### Instruction:
Find all lines in the records that include the word "JSON", and copy them out.

Record set start

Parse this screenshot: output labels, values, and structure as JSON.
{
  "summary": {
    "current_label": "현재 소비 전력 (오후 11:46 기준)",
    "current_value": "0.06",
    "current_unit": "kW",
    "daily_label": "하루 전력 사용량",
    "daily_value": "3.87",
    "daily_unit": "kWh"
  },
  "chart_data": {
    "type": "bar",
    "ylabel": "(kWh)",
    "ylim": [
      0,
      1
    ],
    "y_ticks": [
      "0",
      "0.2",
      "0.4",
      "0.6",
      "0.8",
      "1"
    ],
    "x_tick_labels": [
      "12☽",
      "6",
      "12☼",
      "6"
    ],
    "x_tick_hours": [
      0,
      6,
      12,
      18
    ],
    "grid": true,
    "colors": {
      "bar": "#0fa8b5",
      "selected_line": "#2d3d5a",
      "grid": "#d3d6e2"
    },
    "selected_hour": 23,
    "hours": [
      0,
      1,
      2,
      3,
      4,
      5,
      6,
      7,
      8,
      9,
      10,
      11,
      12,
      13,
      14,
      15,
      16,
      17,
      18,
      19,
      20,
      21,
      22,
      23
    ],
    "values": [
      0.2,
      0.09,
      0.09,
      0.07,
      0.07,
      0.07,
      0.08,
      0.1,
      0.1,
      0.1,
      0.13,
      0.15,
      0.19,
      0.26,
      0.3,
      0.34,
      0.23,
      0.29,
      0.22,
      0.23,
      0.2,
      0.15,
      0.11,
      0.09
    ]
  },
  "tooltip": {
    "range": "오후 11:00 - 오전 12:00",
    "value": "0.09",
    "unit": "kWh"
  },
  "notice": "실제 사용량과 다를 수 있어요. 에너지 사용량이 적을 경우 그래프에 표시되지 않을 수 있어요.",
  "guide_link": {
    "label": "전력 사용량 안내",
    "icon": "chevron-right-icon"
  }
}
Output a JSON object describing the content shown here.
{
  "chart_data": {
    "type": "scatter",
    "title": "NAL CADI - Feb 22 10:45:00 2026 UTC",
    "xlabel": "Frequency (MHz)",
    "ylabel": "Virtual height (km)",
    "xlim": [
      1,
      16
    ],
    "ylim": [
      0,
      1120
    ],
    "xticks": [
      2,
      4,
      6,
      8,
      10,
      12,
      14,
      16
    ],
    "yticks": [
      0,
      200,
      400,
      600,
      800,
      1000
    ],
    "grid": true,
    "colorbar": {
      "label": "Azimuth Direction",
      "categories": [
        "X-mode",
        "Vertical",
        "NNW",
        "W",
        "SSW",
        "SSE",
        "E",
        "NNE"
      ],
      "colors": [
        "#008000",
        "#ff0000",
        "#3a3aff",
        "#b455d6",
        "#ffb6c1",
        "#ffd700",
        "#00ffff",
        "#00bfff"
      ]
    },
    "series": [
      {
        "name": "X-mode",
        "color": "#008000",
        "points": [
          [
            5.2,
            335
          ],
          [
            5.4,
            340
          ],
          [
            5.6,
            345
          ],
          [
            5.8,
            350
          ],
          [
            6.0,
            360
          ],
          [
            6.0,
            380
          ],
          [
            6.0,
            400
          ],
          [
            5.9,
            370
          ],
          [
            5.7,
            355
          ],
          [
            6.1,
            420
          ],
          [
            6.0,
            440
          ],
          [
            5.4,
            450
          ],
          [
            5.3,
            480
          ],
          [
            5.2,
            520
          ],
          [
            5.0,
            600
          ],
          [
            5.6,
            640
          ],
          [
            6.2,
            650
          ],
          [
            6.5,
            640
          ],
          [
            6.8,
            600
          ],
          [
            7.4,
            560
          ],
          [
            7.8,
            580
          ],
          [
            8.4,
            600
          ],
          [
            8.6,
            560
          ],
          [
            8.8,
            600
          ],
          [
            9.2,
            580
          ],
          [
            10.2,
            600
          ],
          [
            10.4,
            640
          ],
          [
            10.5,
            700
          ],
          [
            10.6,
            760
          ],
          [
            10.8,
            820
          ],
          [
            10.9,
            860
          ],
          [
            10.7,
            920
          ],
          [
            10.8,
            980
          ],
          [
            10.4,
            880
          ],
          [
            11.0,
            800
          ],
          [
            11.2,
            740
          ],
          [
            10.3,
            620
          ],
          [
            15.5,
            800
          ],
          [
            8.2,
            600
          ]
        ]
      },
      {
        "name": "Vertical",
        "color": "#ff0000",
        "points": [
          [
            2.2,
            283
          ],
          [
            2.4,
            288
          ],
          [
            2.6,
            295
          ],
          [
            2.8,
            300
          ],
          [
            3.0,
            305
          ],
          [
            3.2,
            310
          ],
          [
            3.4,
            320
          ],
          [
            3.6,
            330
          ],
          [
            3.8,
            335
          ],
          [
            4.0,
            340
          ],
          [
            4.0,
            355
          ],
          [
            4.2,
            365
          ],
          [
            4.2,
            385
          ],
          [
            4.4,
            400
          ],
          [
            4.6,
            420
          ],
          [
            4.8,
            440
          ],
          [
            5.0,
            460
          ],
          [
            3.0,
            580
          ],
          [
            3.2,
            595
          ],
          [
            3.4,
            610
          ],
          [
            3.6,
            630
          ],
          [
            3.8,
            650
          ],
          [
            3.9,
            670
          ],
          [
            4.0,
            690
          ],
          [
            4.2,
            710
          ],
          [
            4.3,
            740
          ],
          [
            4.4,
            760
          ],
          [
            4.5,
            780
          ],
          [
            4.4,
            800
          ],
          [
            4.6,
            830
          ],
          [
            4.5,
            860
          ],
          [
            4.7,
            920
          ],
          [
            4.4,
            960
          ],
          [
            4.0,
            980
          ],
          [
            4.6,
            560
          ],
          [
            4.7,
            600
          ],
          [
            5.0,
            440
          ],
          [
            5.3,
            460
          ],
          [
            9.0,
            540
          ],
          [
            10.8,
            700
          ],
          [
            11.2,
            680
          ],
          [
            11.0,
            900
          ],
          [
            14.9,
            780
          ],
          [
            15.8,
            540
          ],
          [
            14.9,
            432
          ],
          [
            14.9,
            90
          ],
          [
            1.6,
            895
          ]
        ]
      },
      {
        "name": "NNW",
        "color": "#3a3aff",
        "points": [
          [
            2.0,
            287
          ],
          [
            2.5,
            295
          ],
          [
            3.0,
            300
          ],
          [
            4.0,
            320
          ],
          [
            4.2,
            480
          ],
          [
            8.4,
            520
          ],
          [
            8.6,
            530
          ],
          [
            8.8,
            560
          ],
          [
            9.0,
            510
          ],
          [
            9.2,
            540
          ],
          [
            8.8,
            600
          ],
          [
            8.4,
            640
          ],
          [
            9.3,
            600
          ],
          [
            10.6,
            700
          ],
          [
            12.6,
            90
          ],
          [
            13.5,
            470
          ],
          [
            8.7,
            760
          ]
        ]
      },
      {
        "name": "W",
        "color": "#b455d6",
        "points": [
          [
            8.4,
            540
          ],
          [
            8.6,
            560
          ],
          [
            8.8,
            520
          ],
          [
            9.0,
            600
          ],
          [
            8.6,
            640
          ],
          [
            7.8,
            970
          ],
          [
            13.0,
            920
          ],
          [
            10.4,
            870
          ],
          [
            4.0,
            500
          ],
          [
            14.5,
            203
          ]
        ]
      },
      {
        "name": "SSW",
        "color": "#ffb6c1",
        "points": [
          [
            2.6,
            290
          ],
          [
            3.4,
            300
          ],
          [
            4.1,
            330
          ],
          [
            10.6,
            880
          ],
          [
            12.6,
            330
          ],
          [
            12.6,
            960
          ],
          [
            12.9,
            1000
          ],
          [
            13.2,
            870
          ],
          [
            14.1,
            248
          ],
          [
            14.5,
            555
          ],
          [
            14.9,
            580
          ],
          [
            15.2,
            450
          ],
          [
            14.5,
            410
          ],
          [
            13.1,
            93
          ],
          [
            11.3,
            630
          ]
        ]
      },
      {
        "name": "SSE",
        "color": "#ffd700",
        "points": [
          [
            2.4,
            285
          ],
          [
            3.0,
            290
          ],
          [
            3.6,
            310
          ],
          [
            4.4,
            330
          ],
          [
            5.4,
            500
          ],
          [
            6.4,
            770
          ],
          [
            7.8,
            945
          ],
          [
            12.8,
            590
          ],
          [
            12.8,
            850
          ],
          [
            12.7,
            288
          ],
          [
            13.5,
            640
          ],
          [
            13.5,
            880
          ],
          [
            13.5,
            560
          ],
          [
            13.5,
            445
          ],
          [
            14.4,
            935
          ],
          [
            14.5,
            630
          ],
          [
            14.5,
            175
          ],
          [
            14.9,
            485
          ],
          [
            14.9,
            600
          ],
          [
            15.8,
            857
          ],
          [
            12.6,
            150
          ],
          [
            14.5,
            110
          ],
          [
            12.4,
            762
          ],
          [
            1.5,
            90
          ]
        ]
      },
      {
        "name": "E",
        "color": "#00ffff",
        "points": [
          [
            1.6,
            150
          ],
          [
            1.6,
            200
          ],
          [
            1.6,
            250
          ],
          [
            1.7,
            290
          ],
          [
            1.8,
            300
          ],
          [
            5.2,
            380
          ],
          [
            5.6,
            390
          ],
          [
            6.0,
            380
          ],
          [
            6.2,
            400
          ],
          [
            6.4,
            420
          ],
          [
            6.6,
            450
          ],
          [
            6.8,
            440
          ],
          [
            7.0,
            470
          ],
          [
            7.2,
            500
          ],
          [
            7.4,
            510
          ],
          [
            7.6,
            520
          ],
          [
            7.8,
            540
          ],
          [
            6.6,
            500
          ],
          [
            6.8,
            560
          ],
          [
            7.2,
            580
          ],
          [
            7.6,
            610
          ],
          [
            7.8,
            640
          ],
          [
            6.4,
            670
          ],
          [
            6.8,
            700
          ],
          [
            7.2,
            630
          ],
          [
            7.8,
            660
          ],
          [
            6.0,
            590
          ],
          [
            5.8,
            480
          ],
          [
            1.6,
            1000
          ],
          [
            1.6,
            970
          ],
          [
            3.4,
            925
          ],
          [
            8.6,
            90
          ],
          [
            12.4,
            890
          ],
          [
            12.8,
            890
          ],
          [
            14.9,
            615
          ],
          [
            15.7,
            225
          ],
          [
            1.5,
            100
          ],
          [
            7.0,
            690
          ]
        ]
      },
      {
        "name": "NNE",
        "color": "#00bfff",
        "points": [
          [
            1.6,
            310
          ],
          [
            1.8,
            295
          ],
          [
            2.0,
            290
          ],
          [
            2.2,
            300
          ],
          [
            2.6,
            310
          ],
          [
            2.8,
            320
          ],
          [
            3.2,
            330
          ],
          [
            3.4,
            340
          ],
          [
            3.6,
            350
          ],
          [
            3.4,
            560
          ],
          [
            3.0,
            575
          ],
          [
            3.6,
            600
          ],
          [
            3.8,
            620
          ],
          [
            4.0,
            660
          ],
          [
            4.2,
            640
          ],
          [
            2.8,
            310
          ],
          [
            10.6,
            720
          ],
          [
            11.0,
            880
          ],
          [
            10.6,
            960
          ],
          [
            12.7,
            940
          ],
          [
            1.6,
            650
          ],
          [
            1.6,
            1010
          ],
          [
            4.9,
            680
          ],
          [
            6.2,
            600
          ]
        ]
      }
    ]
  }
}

Record set end

### Final result:
Parse this screenshot: output labels, values, and structure as JSON.
Output a JSON object describing the content shown here.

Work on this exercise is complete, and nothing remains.